> _EXERCISE AIM_
Filter the records below and copy every line containing the word "object".

> _GIVEN RECORDS_
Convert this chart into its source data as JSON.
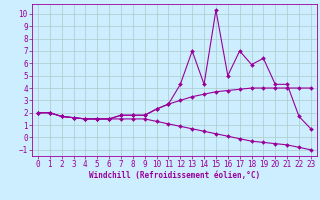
{
  "xlabel": "Windchill (Refroidissement éolien,°C)",
  "background_color": "#cceeff",
  "grid_color": "#aacccc",
  "line_color": "#990099",
  "x_data": [
    0,
    1,
    2,
    3,
    4,
    5,
    6,
    7,
    8,
    9,
    10,
    11,
    12,
    13,
    14,
    15,
    16,
    17,
    18,
    19,
    20,
    21,
    22,
    23
  ],
  "line1": [
    2.0,
    2.0,
    1.7,
    1.6,
    1.5,
    1.5,
    1.5,
    1.8,
    1.8,
    1.8,
    2.3,
    2.7,
    4.3,
    7.0,
    4.3,
    10.3,
    5.0,
    7.0,
    5.9,
    6.4,
    4.3,
    4.3,
    1.7,
    0.7
  ],
  "line2": [
    2.0,
    2.0,
    1.7,
    1.6,
    1.5,
    1.5,
    1.5,
    1.8,
    1.8,
    1.8,
    2.3,
    2.7,
    3.0,
    3.3,
    3.5,
    3.7,
    3.8,
    3.9,
    4.0,
    4.0,
    4.0,
    4.0,
    4.0,
    4.0
  ],
  "line3": [
    2.0,
    2.0,
    1.7,
    1.6,
    1.5,
    1.5,
    1.5,
    1.5,
    1.5,
    1.5,
    1.3,
    1.1,
    0.9,
    0.7,
    0.5,
    0.3,
    0.1,
    -0.1,
    -0.3,
    -0.4,
    -0.5,
    -0.6,
    -0.8,
    -1.0
  ],
  "ylim": [
    -1.5,
    10.8
  ],
  "xlim": [
    -0.5,
    23.5
  ],
  "yticks": [
    -1,
    0,
    1,
    2,
    3,
    4,
    5,
    6,
    7,
    8,
    9,
    10
  ],
  "xticks": [
    0,
    1,
    2,
    3,
    4,
    5,
    6,
    7,
    8,
    9,
    10,
    11,
    12,
    13,
    14,
    15,
    16,
    17,
    18,
    19,
    20,
    21,
    22,
    23
  ],
  "tick_fontsize": 5.5,
  "xlabel_fontsize": 5.5,
  "marker_size": 2.0,
  "line_width": 0.8
}
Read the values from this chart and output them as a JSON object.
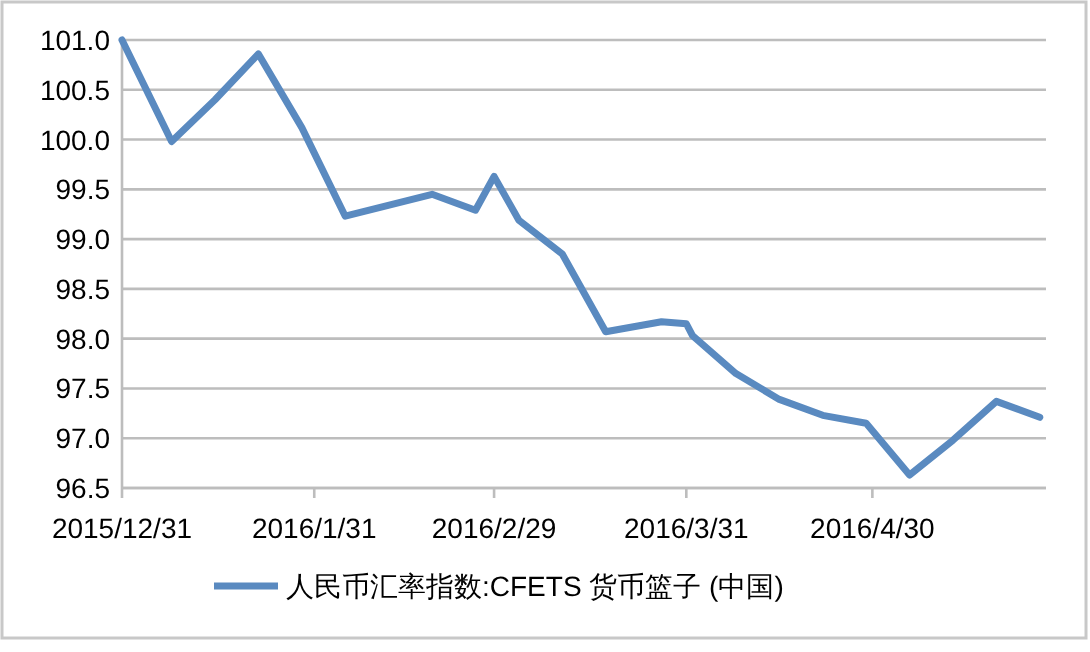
{
  "chart_data": {
    "type": "line",
    "x": [
      "2015-12-31",
      "2016-01-08",
      "2016-01-15",
      "2016-01-22",
      "2016-01-29",
      "2016-02-05",
      "2016-02-19",
      "2016-02-26",
      "2016-02-29",
      "2016-03-04",
      "2016-03-11",
      "2016-03-18",
      "2016-03-27",
      "2016-03-31",
      "2016-04-01",
      "2016-04-08",
      "2016-04-15",
      "2016-04-22",
      "2016-04-29",
      "2016-05-06",
      "2016-05-13",
      "2016-05-20",
      "2016-05-27"
    ],
    "series": [
      {
        "name": "人民币汇率指数:CFETS 货币篮子 (中国)",
        "color": "#5a8ac0",
        "values": [
          101.0,
          99.98,
          100.4,
          100.86,
          100.12,
          99.23,
          99.45,
          99.29,
          99.63,
          99.19,
          98.85,
          98.07,
          98.17,
          98.15,
          98.03,
          97.65,
          97.39,
          97.23,
          97.15,
          96.63,
          96.98,
          97.37,
          97.21
        ]
      }
    ],
    "xlim": [
      "2015-12-31",
      "2016-05-28"
    ],
    "xticks": [
      {
        "value": "2015-12-31",
        "label": "2015/12/31"
      },
      {
        "value": "2016-01-31",
        "label": "2016/1/31"
      },
      {
        "value": "2016-02-29",
        "label": "2016/2/29"
      },
      {
        "value": "2016-03-31",
        "label": "2016/3/31"
      },
      {
        "value": "2016-04-30",
        "label": "2016/4/30"
      }
    ],
    "ylim": [
      96.5,
      101.0
    ],
    "yticks": [
      {
        "value": 96.5,
        "label": "96.5"
      },
      {
        "value": 97,
        "label": "97.0"
      },
      {
        "value": 97.5,
        "label": "97.5"
      },
      {
        "value": 98,
        "label": "98.0"
      },
      {
        "value": 98.5,
        "label": "98.5"
      },
      {
        "value": 99,
        "label": "99.0"
      },
      {
        "value": 99.5,
        "label": "99.5"
      },
      {
        "value": 100,
        "label": "100.0"
      },
      {
        "value": 100.5,
        "label": "100.5"
      },
      {
        "value": 101,
        "label": "101.0"
      }
    ],
    "grid": "y",
    "legend": "bottom"
  }
}
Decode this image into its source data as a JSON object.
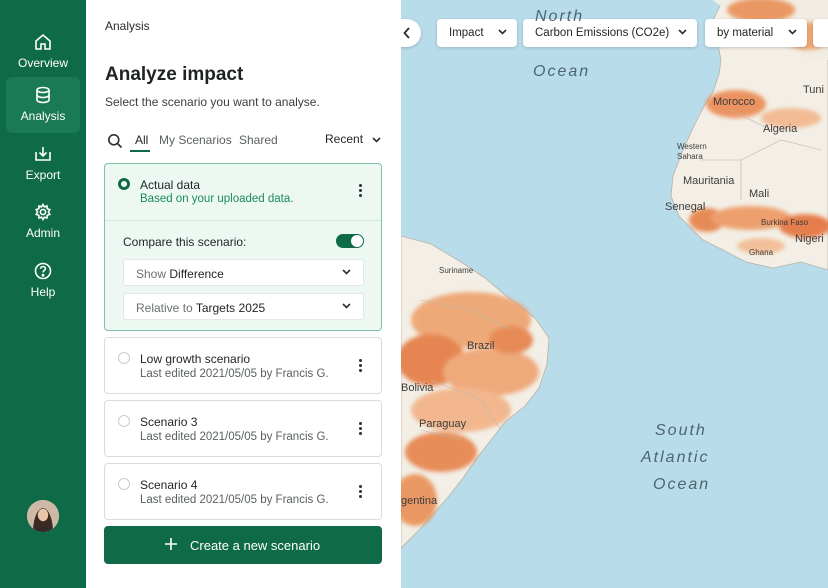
{
  "nav": {
    "items": [
      {
        "label": "Overview",
        "icon": "home-icon"
      },
      {
        "label": "Analysis",
        "icon": "database-icon",
        "active": true
      },
      {
        "label": "Export",
        "icon": "export-icon"
      },
      {
        "label": "Admin",
        "icon": "gear-icon"
      },
      {
        "label": "Help",
        "icon": "help-icon"
      }
    ],
    "avatar": "user-avatar"
  },
  "panel": {
    "breadcrumb": "Analysis",
    "title": "Analyze impact",
    "subtitle": "Select the scenario you want to analyse.",
    "tabs": [
      "All",
      "My Scenarios",
      "Shared"
    ],
    "active_tab": "All",
    "sort_label": "Recent",
    "scenarios": [
      {
        "title": "Actual data",
        "subtitle": "Based on your uploaded data.",
        "selected": true,
        "compare": {
          "label": "Compare this scenario:",
          "enabled": true,
          "mode_prefix": "Show",
          "mode_value": "Difference",
          "relative_prefix": "Relative to",
          "relative_value": "Targets 2025"
        }
      },
      {
        "title": "Low growth scenario",
        "subtitle": "Last edited 2021/05/05 by Francis G.",
        "selected": false
      },
      {
        "title": "Scenario 3",
        "subtitle": "Last edited 2021/05/05 by Francis G.",
        "selected": false
      },
      {
        "title": "Scenario 4",
        "subtitle": "Last edited 2021/05/05 by Francis G.",
        "selected": false
      }
    ],
    "create_button": "Create a new scenario"
  },
  "map": {
    "filters": [
      "Impact",
      "Carbon Emissions (CO2e)",
      "by material"
    ],
    "ocean_labels": {
      "north_atlantic": [
        "North",
        "Ocean"
      ],
      "south_atlantic": [
        "South",
        "Atlantic",
        "Ocean"
      ]
    },
    "place_labels": [
      "Tuni",
      "Morocco",
      "Algeria",
      "Western Sahara",
      "Mauritania",
      "Mali",
      "Senegal",
      "Burkina Faso",
      "Nigeri",
      "Ghana",
      "Suriname",
      "Brazil",
      "Bolivia",
      "Paraguay",
      "gentina"
    ],
    "colors": {
      "ocean": "#b9dcea",
      "land": "#f3efe6",
      "impact_low": "#f6c9a0",
      "impact_high": "#e36b33"
    }
  },
  "colors": {
    "brand": "#0f6b47",
    "selected_bg": "#eef8f3",
    "accent_text": "#1a8a5c"
  }
}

> _EXERCISE ANSWER_
Read the values from this chart and output them as a JSON object.
Decode this image into its source data as a JSON object.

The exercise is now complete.